§ REQUEST
Your task is to print all of the data word for word.

§ DATASET RECORDS
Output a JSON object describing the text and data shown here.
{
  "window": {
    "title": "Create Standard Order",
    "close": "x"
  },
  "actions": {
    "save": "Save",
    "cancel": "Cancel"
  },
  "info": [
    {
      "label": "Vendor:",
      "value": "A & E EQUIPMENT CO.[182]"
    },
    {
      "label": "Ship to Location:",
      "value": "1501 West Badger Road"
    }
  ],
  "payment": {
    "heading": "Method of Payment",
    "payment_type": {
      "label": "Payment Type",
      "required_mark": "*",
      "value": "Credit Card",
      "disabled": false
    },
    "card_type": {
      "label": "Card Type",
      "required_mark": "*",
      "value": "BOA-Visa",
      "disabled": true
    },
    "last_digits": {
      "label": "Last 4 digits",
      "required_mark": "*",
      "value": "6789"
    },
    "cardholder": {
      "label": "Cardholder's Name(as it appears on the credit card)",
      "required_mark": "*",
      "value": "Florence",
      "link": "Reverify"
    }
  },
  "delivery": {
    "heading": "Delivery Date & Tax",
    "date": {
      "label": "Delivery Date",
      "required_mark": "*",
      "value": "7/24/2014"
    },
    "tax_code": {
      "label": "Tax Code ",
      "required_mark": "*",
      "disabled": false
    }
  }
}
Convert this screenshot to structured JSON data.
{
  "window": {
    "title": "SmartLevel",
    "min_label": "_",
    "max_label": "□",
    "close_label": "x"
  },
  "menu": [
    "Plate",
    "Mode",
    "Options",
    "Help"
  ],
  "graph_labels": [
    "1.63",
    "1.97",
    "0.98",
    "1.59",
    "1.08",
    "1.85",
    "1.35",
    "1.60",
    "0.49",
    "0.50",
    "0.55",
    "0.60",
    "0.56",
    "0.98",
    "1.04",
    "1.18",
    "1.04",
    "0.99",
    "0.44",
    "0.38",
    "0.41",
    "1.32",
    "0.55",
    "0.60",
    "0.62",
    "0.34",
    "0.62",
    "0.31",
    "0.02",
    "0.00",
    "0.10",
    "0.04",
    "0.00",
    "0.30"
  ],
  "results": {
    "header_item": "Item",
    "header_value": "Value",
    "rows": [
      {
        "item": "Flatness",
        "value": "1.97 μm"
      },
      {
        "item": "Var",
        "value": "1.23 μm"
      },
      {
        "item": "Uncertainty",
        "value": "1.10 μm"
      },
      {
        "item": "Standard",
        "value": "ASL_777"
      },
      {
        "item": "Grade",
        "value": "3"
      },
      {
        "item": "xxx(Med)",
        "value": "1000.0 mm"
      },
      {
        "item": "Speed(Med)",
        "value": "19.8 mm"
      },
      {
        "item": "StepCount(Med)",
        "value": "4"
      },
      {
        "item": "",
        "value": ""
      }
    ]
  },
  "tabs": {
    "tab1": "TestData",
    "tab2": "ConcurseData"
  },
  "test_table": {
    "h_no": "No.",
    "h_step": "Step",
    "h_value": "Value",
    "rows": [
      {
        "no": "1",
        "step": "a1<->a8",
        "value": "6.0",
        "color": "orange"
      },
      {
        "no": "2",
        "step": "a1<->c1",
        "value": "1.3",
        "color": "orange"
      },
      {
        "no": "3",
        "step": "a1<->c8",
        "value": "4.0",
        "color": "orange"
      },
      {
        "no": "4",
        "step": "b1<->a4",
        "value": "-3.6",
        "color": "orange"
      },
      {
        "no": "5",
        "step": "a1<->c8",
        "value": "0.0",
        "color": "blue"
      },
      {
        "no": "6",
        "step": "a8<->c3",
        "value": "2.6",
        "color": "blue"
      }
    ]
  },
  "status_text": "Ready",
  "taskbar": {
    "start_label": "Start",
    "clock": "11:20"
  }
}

§ TASK SOLUTION
Output a JSON object describing the text and data shown here.
{
  "window": {
    "title": "Create Standard Order",
    "close": "x"
  },
  "actions": {
    "save": "Save",
    "cancel": "Cancel"
  },
  "info": [
    {
      "label": "Vendor:",
      "value": "A & E EQUIPMENT CO.[182]"
    },
    {
      "label": "Ship to Location:",
      "value": "1501 West Badger Road"
    }
  ],
  "payment": {
    "heading": "Method of Payment",
    "payment_type": {
      "label": "Payment Type",
      "required_mark": "*",
      "value": "Credit Card",
      "disabled": false
    },
    "card_type": {
      "label": "Card Type",
      "required_mark": "*",
      "value": "BOA-Visa",
      "disabled": true
    },
    "last_digits": {
      "label": "Last 4 digits",
      "required_mark": "*",
      "value": "6789"
    },
    "cardholder": {
      "label": "Cardholder's Name(as it appears on the credit card)",
      "required_mark": "*",
      "value": "Florence",
      "link": "Reverify"
    }
  },
  "delivery": {
    "heading": "Delivery Date & Tax",
    "date": {
      "label": "Delivery Date",
      "required_mark": "*",
      "value": "7/24/2014"
    },
    "tax_code": {
      "label": "Tax Code ",
      "required_mark": "*",
      "disabled": false
    }
  }
}
Convert this screenshot to structured JSON data.
{
  "window": {
    "title": "SmartLevel",
    "min_label": "_",
    "max_label": "□",
    "close_label": "x"
  },
  "menu": [
    "Plate",
    "Mode",
    "Options",
    "Help"
  ],
  "graph_labels": [
    "1.63",
    "1.97",
    "0.98",
    "1.59",
    "1.08",
    "1.85",
    "1.35",
    "1.60",
    "0.49",
    "0.50",
    "0.55",
    "0.60",
    "0.56",
    "0.98",
    "1.04",
    "1.18",
    "1.04",
    "0.99",
    "0.44",
    "0.38",
    "0.41",
    "1.32",
    "0.55",
    "0.60",
    "0.62",
    "0.34",
    "0.62",
    "0.31",
    "0.02",
    "0.00",
    "0.10",
    "0.04",
    "0.00",
    "0.30"
  ],
  "results": {
    "header_item": "Item",
    "header_value": "Value",
    "rows": [
      {
        "item": "Flatness",
        "value": "1.97 μm"
      },
      {
        "item": "Var",
        "value": "1.23 μm"
      },
      {
        "item": "Uncertainty",
        "value": "1.10 μm"
      },
      {
        "item": "Standard",
        "value": "ASL_777"
      },
      {
        "item": "Grade",
        "value": "3"
      },
      {
        "item": "xxx(Med)",
        "value": "1000.0 mm"
      },
      {
        "item": "Speed(Med)",
        "value": "19.8 mm"
      },
      {
        "item": "StepCount(Med)",
        "value": "4"
      },
      {
        "item": "",
        "value": ""
      }
    ]
  },
  "tabs": {
    "tab1": "TestData",
    "tab2": "ConcurseData"
  },
  "test_table": {
    "h_no": "No.",
    "h_step": "Step",
    "h_value": "Value",
    "rows": [
      {
        "no": "1",
        "step": "a1<->a8",
        "value": "6.0",
        "color": "orange"
      },
      {
        "no": "2",
        "step": "a1<->c1",
        "value": "1.3",
        "color": "orange"
      },
      {
        "no": "3",
        "step": "a1<->c8",
        "value": "4.0",
        "color": "orange"
      },
      {
        "no": "4",
        "step": "b1<->a4",
        "value": "-3.6",
        "color": "orange"
      },
      {
        "no": "5",
        "step": "a1<->c8",
        "value": "0.0",
        "color": "blue"
      },
      {
        "no": "6",
        "step": "a8<->c3",
        "value": "2.6",
        "color": "blue"
      }
    ]
  },
  "status_text": "Ready",
  "taskbar": {
    "start_label": "Start",
    "clock": "11:20"
  }
}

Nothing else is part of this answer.